* BEGIN Records supplied *
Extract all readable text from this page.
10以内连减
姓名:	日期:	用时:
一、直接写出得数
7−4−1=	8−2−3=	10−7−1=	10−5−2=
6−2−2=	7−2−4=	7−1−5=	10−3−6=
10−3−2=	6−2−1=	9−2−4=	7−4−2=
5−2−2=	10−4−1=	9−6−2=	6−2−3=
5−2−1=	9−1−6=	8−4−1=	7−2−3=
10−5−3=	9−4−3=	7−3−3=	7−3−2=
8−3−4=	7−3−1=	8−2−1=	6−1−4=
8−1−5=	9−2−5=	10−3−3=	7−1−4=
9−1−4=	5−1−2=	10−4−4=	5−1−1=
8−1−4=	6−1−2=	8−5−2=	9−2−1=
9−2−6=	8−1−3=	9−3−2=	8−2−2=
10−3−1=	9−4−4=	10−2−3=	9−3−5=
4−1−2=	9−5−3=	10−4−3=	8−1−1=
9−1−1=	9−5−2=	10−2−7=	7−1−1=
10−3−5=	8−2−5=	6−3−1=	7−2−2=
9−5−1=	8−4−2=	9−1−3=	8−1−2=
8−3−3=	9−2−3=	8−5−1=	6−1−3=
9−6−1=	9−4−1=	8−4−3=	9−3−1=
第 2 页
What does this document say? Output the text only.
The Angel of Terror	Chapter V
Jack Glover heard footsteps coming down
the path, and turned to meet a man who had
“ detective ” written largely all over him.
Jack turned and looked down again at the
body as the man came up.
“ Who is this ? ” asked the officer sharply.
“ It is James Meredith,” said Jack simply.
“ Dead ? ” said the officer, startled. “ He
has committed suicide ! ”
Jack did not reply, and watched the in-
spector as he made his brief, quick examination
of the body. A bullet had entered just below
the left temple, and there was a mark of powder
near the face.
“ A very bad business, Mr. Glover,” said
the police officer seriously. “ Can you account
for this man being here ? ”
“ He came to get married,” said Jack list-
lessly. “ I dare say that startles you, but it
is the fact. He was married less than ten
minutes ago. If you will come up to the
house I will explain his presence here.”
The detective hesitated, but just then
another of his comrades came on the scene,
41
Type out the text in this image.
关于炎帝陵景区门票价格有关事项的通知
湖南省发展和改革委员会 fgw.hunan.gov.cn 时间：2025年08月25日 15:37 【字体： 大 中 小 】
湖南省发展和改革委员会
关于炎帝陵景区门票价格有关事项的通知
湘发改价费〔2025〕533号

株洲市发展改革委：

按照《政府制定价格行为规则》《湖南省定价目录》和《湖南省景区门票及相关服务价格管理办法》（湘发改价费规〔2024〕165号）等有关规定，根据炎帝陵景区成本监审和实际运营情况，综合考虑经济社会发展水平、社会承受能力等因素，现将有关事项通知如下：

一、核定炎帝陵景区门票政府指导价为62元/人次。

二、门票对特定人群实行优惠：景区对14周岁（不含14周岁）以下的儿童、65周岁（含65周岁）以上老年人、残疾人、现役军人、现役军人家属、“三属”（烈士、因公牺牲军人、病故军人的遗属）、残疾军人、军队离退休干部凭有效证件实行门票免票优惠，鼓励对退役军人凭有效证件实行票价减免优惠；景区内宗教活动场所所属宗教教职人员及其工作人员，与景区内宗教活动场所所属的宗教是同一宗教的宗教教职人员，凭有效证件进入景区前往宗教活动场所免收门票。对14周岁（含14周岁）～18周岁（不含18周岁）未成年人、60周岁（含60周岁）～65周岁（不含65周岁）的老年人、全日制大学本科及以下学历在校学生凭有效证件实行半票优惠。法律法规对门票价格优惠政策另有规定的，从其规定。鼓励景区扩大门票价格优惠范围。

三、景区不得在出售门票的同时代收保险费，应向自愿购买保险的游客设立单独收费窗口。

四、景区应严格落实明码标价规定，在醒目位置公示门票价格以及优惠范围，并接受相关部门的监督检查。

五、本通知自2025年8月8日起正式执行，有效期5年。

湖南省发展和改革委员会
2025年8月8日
* END Records supplied *
** Problem statement **
Restate each record word for word.

** Response to this task **
Extract all readable text from this page.
10以内连减
姓名:	日期:	用时:
一、直接写出得数
7−4−1=	8−2−3=	10−7−1=	10−5−2=
6−2−2=	7−2−4=	7−1−5=	10−3−6=
10−3−2=	6−2−1=	9−2−4=	7−4−2=
5−2−2=	10−4−1=	9−6−2=	6−2−3=
5−2−1=	9−1−6=	8−4−1=	7−2−3=
10−5−3=	9−4−3=	7−3−3=	7−3−2=
8−3−4=	7−3−1=	8−2−1=	6−1−4=
8−1−5=	9−2−5=	10−3−3=	7−1−4=
9−1−4=	5−1−2=	10−4−4=	5−1−1=
8−1−4=	6−1−2=	8−5−2=	9−2−1=
9−2−6=	8−1−3=	9−3−2=	8−2−2=
10−3−1=	9−4−4=	10−2−3=	9−3−5=
4−1−2=	9−5−3=	10−4−3=	8−1−1=
9−1−1=	9−5−2=	10−2−7=	7−1−1=
10−3−5=	8−2−5=	6−3−1=	7−2−2=
9−5−1=	8−4−2=	9−1−3=	8−1−2=
8−3−3=	9−2−3=	8−5−1=	6−1−3=
9−6−1=	9−4−1=	8−4−3=	9−3−1=
第 2 页
What does this document say? Output the text only.
The Angel of Terror	Chapter V
Jack Glover heard footsteps coming down
the path, and turned to meet a man who had
“ detective ” written largely all over him.
Jack turned and looked down again at the
body as the man came up.
“ Who is this ? ” asked the officer sharply.
“ It is James Meredith,” said Jack simply.
“ Dead ? ” said the officer, startled. “ He
has committed suicide ! ”
Jack did not reply, and watched the in-
spector as he made his brief, quick examination
of the body. A bullet had entered just below
the left temple, and there was a mark of powder
near the face.
“ A very bad business, Mr. Glover,” said
the police officer seriously. “ Can you account
for this man being here ? ”
“ He came to get married,” said Jack list-
lessly. “ I dare say that startles you, but it
is the fact. He was married less than ten
minutes ago. If you will come up to the
house I will explain his presence here.”
The detective hesitated, but just then
another of his comrades came on the scene,
41
Type out the text in this image.
关于炎帝陵景区门票价格有关事项的通知
湖南省发展和改革委员会 fgw.hunan.gov.cn 时间：2025年08月25日 15:37 【字体： 大 中 小 】
湖南省发展和改革委员会
关于炎帝陵景区门票价格有关事项的通知
湘发改价费〔2025〕533号

株洲市发展改革委：

按照《政府制定价格行为规则》《湖南省定价目录》和《湖南省景区门票及相关服务价格管理办法》（湘发改价费规〔2024〕165号）等有关规定，根据炎帝陵景区成本监审和实际运营情况，综合考虑经济社会发展水平、社会承受能力等因素，现将有关事项通知如下：

一、核定炎帝陵景区门票政府指导价为62元/人次。

二、门票对特定人群实行优惠：景区对14周岁（不含14周岁）以下的儿童、65周岁（含65周岁）以上老年人、残疾人、现役军人、现役军人家属、“三属”（烈士、因公牺牲军人、病故军人的遗属）、残疾军人、军队离退休干部凭有效证件实行门票免票优惠，鼓励对退役军人凭有效证件实行票价减免优惠；景区内宗教活动场所所属宗教教职人员及其工作人员，与景区内宗教活动场所所属的宗教是同一宗教的宗教教职人员，凭有效证件进入景区前往宗教活动场所免收门票。对14周岁（含14周岁）～18周岁（不含18周岁）未成年人、60周岁（含60周岁）～65周岁（不含65周岁）的老年人、全日制大学本科及以下学历在校学生凭有效证件实行半票优惠。法律法规对门票价格优惠政策另有规定的，从其规定。鼓励景区扩大门票价格优惠范围。

三、景区不得在出售门票的同时代收保险费，应向自愿购买保险的游客设立单独收费窗口。

四、景区应严格落实明码标价规定，在醒目位置公示门票价格以及优惠范围，并接受相关部门的监督检查。

五、本通知自2025年8月8日起正式执行，有效期5年。

湖南省发展和改革委员会
2025年8月8日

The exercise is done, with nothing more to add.